## Petit exercice 1
Recopiez à l'identique les lignes du jeu de données, depuis celle qui contient « - decade-label: 2030: [385, 678, 421, 694] » jusqu'à celle qui contient « - stage-7-connector: [570, 93, 870, 113] », ces deux lignes comprises.

## Extrait à lire
Fichtre ! Il s’agira plus tard, partitions en mains, d’exécuter sur dix mesures un legato auquel semble tenir mordicus le compositeur : pas de virgule, pas de respiration. Ou de ne pas lier par mégarde des notes que le musicien a voulues piquées. Misère ! Vangelis, de sa place de choix au panthéon des musiciens, nous prie de chanter staccato les mi se re re de son Light & Shadow. Par chance, en présence de tenues de notes très longues, comme dans le Gloria de Vivaldi, les choristes peuvent se voir autorisés à respirer où ça leur chante. De l’air, de l’air ! À condition de ne pas reprendre leur souffle au même endroit au risque d’un blanc. Se coordonner avant. « Tu respires où, toi ? — Quand j’en peux plus. » Le hic, c’est qu’on frise souvent l’asphyxie à la même mesure.
Ne pas craindre contradictions et incongruités, et les méditer avant mise en pratique. C’est pas parce qu’on est dans les graves qu’il faut lâcher dans les aigus. Et sans doute, vice-versa. Ne pas oublier non plus qu’il faut remonter en descendant. Pardi ! Traduction, même quand les notes descendent, penser à les soulever comme si elles montaient…sinon, on se retrouve aux oubliettes. Oui, les notes, ça se soulève. Et le bassin se bascule pour attraper le mi bécarre. Plus délicat, le nombril se hisse jusqu’au sternum. Tiens donc ! D’ailleurs, c’était qui, mais c’était qui * qui disait : La partition est une chose, le chant en est une autre. Ce qu’il faut, c’est avoir la musique en tête et la chanter avec le corps. Alors, mais c’était qui ? Eh bien Luciano Pavarotti.
La bouche en cœur et la langue bien pendue
Toute répétition digne de ce nom débute par un bavardage tous azimuts. Tant mieux, voici un incontestable prétexte pour s’échauffer la voix et, en prime, se remettre à jour en potinant un peu. Ah, vous vous êtes baignés ? Il n’y a pas de lampe de chevet. La soirée « scène ouverte » était très sympa. Tu as trouvé de la place pour te garer ? La tenue, c’est tout noir, ou pantalon noir et chemise blanche ? On ne met pas de fleur rouge, alors ? Tiens un nouveau ! Mais c’est qui ? C’est qui ? * Ou autres propos de même acabit mais in-dis-pen-sables.

## Enregistrements du jeu de données
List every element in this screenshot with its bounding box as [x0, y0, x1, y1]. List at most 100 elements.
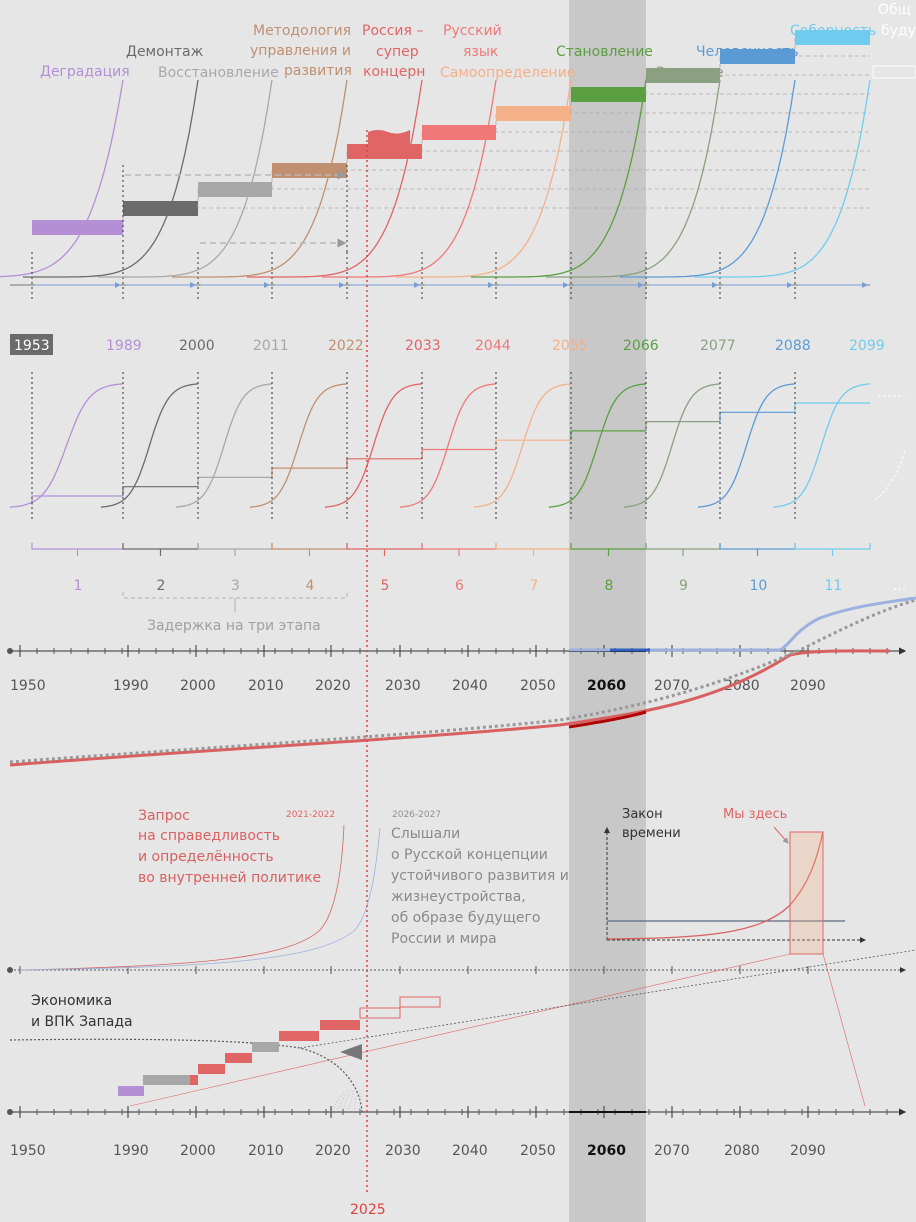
- decade-label: 2030: [385, 678, 421, 694]
- grey-dotted-curve: [9, 598, 916, 764]
- request-block: Запрос на справедливость и определённост…: [138, 808, 321, 886]
- stage-number: 10: [750, 578, 768, 594]
- stage-7-connector: [570, 93, 870, 113]
- law-line-1: Закон: [622, 807, 663, 822]
- year-label: 2055: [552, 338, 588, 354]
- stage-number: 8: [605, 578, 614, 594]
- label-degradation: Деградация: [40, 64, 130, 80]
- stage-6-step: [421, 448, 496, 459]
- stage-number: 9: [679, 578, 688, 594]
- delay-bracket: [122, 592, 348, 599]
- stage-9-step: [645, 421, 720, 431]
- stage-5-s-curve: [324, 383, 423, 508]
- year-label: 2077: [700, 338, 736, 354]
- stage-11-bracket: [794, 543, 871, 550]
- axis-5-origin: [7, 1109, 13, 1115]
- stage-6-connector: [495, 112, 870, 132]
- request-years: 2021-2022: [286, 810, 335, 820]
- heard-years: 2026-2027: [392, 810, 441, 820]
- stage-7-bar: [496, 106, 571, 121]
- stage-number: 11: [825, 578, 843, 594]
- blue-long-curve: [569, 596, 916, 652]
- stage-6-bracket: [421, 543, 497, 550]
- decade-label-bottom: 2030: [385, 1143, 421, 1159]
- s-curve-stages-section: [9, 372, 906, 556]
- hatch-line: [335, 1089, 349, 1113]
- law-of-time-inset: Закон времени Мы здесь: [129, 807, 866, 1107]
- year-label: 2033: [405, 338, 441, 354]
- decade-label-bottom: 1950: [10, 1143, 46, 1159]
- stage-7-s-curve: [473, 383, 572, 508]
- stage-number: 2: [157, 578, 166, 594]
- heard-line-1: Слышали: [391, 826, 460, 842]
- hatch-line: [353, 1089, 358, 1113]
- heard-curve: [19, 827, 381, 971]
- label-humanity: Человечность: [696, 44, 799, 60]
- year-label: 1989: [106, 338, 142, 354]
- stage-5-step: [346, 458, 422, 468]
- label-cutoff-1: Общ: [878, 2, 911, 18]
- axis-origin: [7, 648, 13, 654]
- label-language-1: Русский: [443, 23, 502, 39]
- decade-label-bottom: 2010: [248, 1143, 284, 1159]
- highlight-band: [569, 0, 646, 1222]
- stage-8-bar: [571, 87, 646, 102]
- decade-label: 2020: [315, 678, 351, 694]
- law-line-2: времени: [622, 826, 681, 841]
- heard-line-4: жизнеустройства,: [391, 889, 526, 905]
- next-stage-bar: [872, 65, 916, 79]
- heard-line-2: о Русской концепции: [391, 847, 548, 863]
- stage-number: 5: [381, 578, 390, 594]
- stage-8-step: [570, 430, 646, 440]
- heard-line-6: России и мира: [391, 931, 497, 947]
- exponential-stages-section: [0, 30, 916, 300]
- label-russia-2: супер: [376, 44, 419, 60]
- stair-step-future-2: [399, 996, 441, 1008]
- marker-2025-label: 2025: [350, 1202, 386, 1218]
- label-methodology-2: управления и: [250, 43, 351, 59]
- hatch-line: [341, 1089, 352, 1113]
- label-dismantling: Демонтаж: [126, 44, 204, 60]
- decade-label-bottom: 2050: [520, 1143, 556, 1159]
- label-methodology-3: развития: [284, 63, 352, 79]
- stair-step-4: [198, 1064, 225, 1074]
- year-label: 2099: [849, 338, 885, 354]
- heard-line-5: об образе будущего: [391, 910, 540, 926]
- decade-label-bottom: 2070: [654, 1143, 690, 1159]
- decade-label: 1990: [113, 678, 149, 694]
- stage-7-step: [495, 439, 571, 450]
- stage-3-s-curve: [175, 383, 273, 508]
- decade-axis-section: 1950 1990 2000 2010 2020 2030 2040 2050 2060 2070…: [7, 596, 916, 767]
- stage-1-connector: [122, 207, 870, 227]
- west-economy-curve: [9, 1038, 363, 1113]
- stage-4-step: [271, 467, 347, 478]
- decade-label: 2040: [452, 678, 488, 694]
- zoom-line-right: [822, 953, 866, 1107]
- stage-start-years: 1953 1989 2000 2011 2022 2033 2044 2055 2066 2077…: [10, 334, 885, 355]
- label-sobornost: Соборность: [790, 23, 876, 39]
- decade-label-bottom: 2060: [587, 1143, 626, 1159]
- axis-4-origin: [7, 967, 13, 973]
- heard-block: Слышали о Русской концепции устойчивого …: [391, 826, 569, 947]
- stage-2-bar: [123, 201, 198, 216]
- stage-5-connector: [421, 131, 870, 151]
- decade-label: 2060: [587, 678, 626, 694]
- decade-label: 2000: [180, 678, 216, 694]
- stage-number: 4: [306, 578, 315, 594]
- stair-step-2: [143, 1075, 195, 1085]
- stair-step-1: [118, 1086, 144, 1096]
- flag-icon: [368, 130, 410, 148]
- west-arrow: [340, 1044, 362, 1060]
- stair-step-future-1: [359, 1007, 401, 1019]
- decade-label-bottom: 2040: [452, 1143, 488, 1159]
- stage-number: 3: [231, 578, 240, 594]
- request-line-3: и определённость: [138, 849, 274, 865]
- stage-9-bracket: [645, 543, 721, 550]
- year-label: 2011: [253, 338, 289, 354]
- stair-step-7: [279, 1031, 319, 1041]
- request-curve: [19, 824, 345, 971]
- stage-4-s-curve: [249, 383, 348, 508]
- red-highlight: [568, 710, 647, 729]
- stage-9-s-curve: [623, 383, 721, 508]
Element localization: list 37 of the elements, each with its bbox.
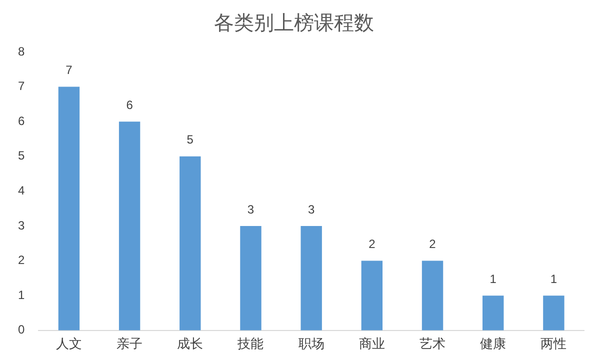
x-tick-label: 两性 (540, 336, 567, 351)
y-tick-label: 4 (18, 184, 25, 198)
data-label: 3 (247, 202, 254, 216)
x-tick-label: 人文 (56, 336, 82, 351)
chart-title: 各类别上榜课程数 (214, 12, 374, 35)
y-tick-label: 1 (18, 288, 25, 302)
x-tick-label: 商业 (358, 336, 385, 351)
x-tick-label: 健康 (480, 336, 506, 351)
bar (118, 122, 140, 330)
data-label: 5 (186, 132, 194, 147)
x-tick-label: 亲子 (116, 336, 143, 351)
bar (180, 156, 201, 330)
bar (482, 296, 504, 330)
y-tick-label: 0 (18, 322, 25, 337)
bar (240, 226, 262, 330)
bar (361, 260, 383, 330)
x-tick-label: 职场 (298, 336, 324, 351)
data-label: 3 (308, 202, 315, 216)
data-label: 6 (126, 98, 134, 112)
y-tick-label: 5 (18, 148, 25, 163)
y-tick-label: 8 (18, 44, 25, 58)
y-tick-label: 7 (18, 79, 25, 94)
bar (543, 296, 564, 330)
data-label: 2 (429, 237, 436, 252)
data-label: 7 (66, 63, 73, 78)
x-tick-label: 技能 (236, 336, 264, 351)
data-label: 2 (368, 237, 376, 252)
bar (300, 226, 322, 330)
data-label: 1 (550, 272, 558, 286)
data-label: 1 (490, 272, 497, 286)
y-tick-label: 2 (18, 253, 25, 268)
bar (422, 260, 444, 330)
bar (58, 86, 80, 330)
x-tick-label: 艺术 (420, 336, 446, 351)
y-tick-label: 6 (18, 114, 25, 128)
y-tick-label: 3 (18, 218, 25, 232)
x-tick-label: 成长 (177, 336, 204, 351)
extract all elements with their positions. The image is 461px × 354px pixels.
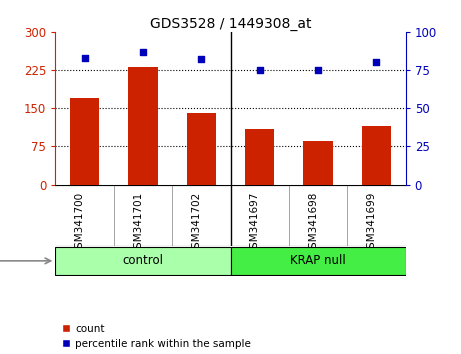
- Legend: count, percentile rank within the sample: count, percentile rank within the sample: [60, 324, 251, 349]
- Text: control: control: [123, 255, 163, 267]
- Point: [314, 67, 322, 73]
- Text: GSM341698: GSM341698: [308, 192, 318, 255]
- Bar: [245, 129, 274, 184]
- Title: GDS3528 / 1449308_at: GDS3528 / 1449308_at: [150, 17, 311, 31]
- Bar: [187, 113, 216, 184]
- Text: GSM341700: GSM341700: [75, 192, 84, 255]
- Text: GSM341701: GSM341701: [133, 192, 143, 255]
- Bar: [70, 98, 99, 184]
- Bar: [128, 68, 158, 184]
- Bar: [362, 126, 391, 184]
- Text: KRAP null: KRAP null: [290, 255, 346, 267]
- Bar: [55, 247, 230, 275]
- Point: [373, 59, 380, 65]
- Text: GSM341697: GSM341697: [250, 192, 260, 255]
- Text: GSM341702: GSM341702: [191, 192, 201, 255]
- Bar: [230, 247, 406, 275]
- Point: [81, 55, 88, 61]
- Point: [139, 49, 147, 55]
- Text: genotype/variation: genotype/variation: [0, 256, 51, 266]
- Bar: [303, 141, 333, 184]
- Point: [256, 67, 263, 73]
- Point: [198, 57, 205, 62]
- Text: GSM341699: GSM341699: [366, 192, 377, 255]
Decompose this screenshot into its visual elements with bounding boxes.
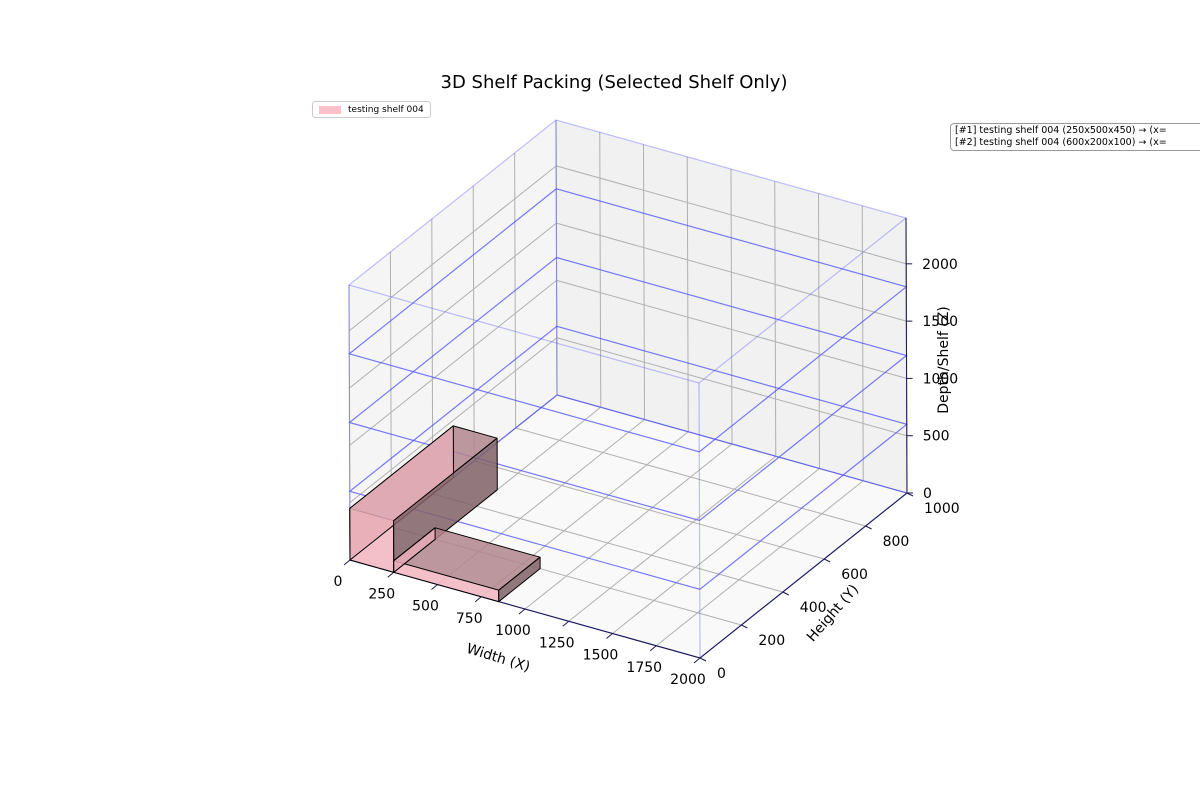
box-right-face [498,556,541,603]
legend: testing shelf 004 [312,101,431,118]
grid-line [655,480,864,647]
tick-label: 1000 [495,623,531,639]
tick-label: 0 [923,486,932,502]
tick-label: 2000 [922,257,958,273]
grid-line [556,222,907,322]
grid-line [349,337,558,504]
grid-line [612,468,820,634]
tick-mark [474,596,482,603]
grid-line [515,427,866,527]
z-axis-label: Depth/Shelf (Z) [936,306,952,414]
tick-labels: 0 250 500 750 1000 1250 1500 1750 2000 0 200 400 600… [334,257,960,688]
tick-label: 200 [758,633,785,649]
packed-box [393,527,541,603]
tick-mark [562,620,570,627]
tick-label: 600 [841,567,868,583]
y-axis-line [699,492,908,659]
container-edge [555,119,558,396]
tick-mark [606,633,613,639]
grid-line [349,280,557,446]
tick-label: 0 [334,574,343,590]
legend-label: testing shelf 004 [348,104,424,115]
grid-line [556,337,907,437]
tick-mark [518,608,526,615]
tick-mark [387,571,395,578]
box-left-face [393,527,436,573]
tick-label: 1750 [626,660,662,676]
box-right-face [393,437,498,573]
grid-line [348,165,557,332]
tick-label: 800 [883,534,910,550]
chart-title: 3D Shelf Packing (Selected Shelf Only) [441,72,788,93]
packed-box [349,425,498,573]
tick-mark [865,525,872,530]
packed-boxes [349,425,541,603]
placement-annotation: [#1] testing shelf 004 (250x500x450) → (… [950,123,1200,151]
tick-mark [693,657,701,664]
tick-mark [741,624,748,629]
tick-label: 2000 [670,672,706,688]
grid-line [432,493,783,593]
tick-label: 500 [923,429,950,445]
tick-label: 1500 [583,648,619,664]
annotation-line: [#1] testing shelf 004 (250x500x450) → (… [955,125,1167,136]
grid-line [349,222,557,389]
grid-line [556,279,907,379]
tick-mark [699,657,707,662]
tick-mark [782,591,790,596]
tick-label: 1250 [539,635,575,651]
tick-mark [343,559,351,566]
tick-label: 1500 [922,314,958,330]
grid-line [524,443,733,610]
container-edge [698,382,701,659]
tick-label: 400 [800,600,827,616]
grid-line [556,165,907,265]
grid-line [474,460,825,560]
x-axis-label: Width (X) [464,641,531,675]
tick-mark [431,584,438,590]
tick-label: 1000 [923,371,959,387]
tick-mark [649,645,657,652]
tick-label: 1000 [924,501,960,517]
grid-line [568,455,777,622]
annotation-line: [#2] testing shelf 004 (600x200x100) → (… [955,136,1167,148]
tick-label: 500 [412,599,439,615]
legend-swatch [319,105,341,114]
tick-label: 0 [717,666,726,682]
tick-mark [823,558,831,563]
tick-label: 250 [368,586,395,602]
tick-label: 750 [456,611,483,627]
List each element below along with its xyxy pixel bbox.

## Petit exercice 2
Poursuivez le texte sur le chant choral et les répétitions de chorale à partir de l'endroit où il s'arrête.

## Réponse 1
- decade-label: 2030: [385, 678, 421, 694]
- grey-dotted-curve: [9, 598, 916, 764]
- request-block: Запрос на справедливость и определённост…: [138, 808, 321, 886]
- stage-number: 10: [750, 578, 768, 594]
- stage-7-connector: [570, 93, 870, 113]

## Réponse 2
Mais pour avoir la langue vraiment bien pendue, il faut dévoiler certains détails intimes. Passons sur le fait qu’un cheveu sur la langue empêche de bien articuler. Zozoteurs, ne tentez pas Gratias agimus tibi. Une langue normale (sans cheveu donc) doit venir taquiner les incisives en douceur et ne pas se positionner comme un clapet mal réglé qui gênerait l’arrivée d’air. Et tant qu’à parler de cet organe composé de dix-sept muscles, il n’est pas indiqué de le tourner sept fois dans sa bouche avant de chanter. Là, on n’a pas le temps, quand il faut entrer, il faut entrer. Et que dire de la bouche, justement, et des joues ? Ouvrez grand la bouche, sinon, comment elles vont sortir les notes ? Messieurs les basses, arrondissez, pensez au petit museau qui s’allonge (travail d’imagination, ter). Creusez les joues, chantez comme des aristocrates. Il n’est d’ailleurs pas interdit à un aristocrate de bailler pour capturer un si et le chanter piano. C’est toute la grandeur de la musique que de permettre à tout un chacun de bailler élégamment et pour une noble cause.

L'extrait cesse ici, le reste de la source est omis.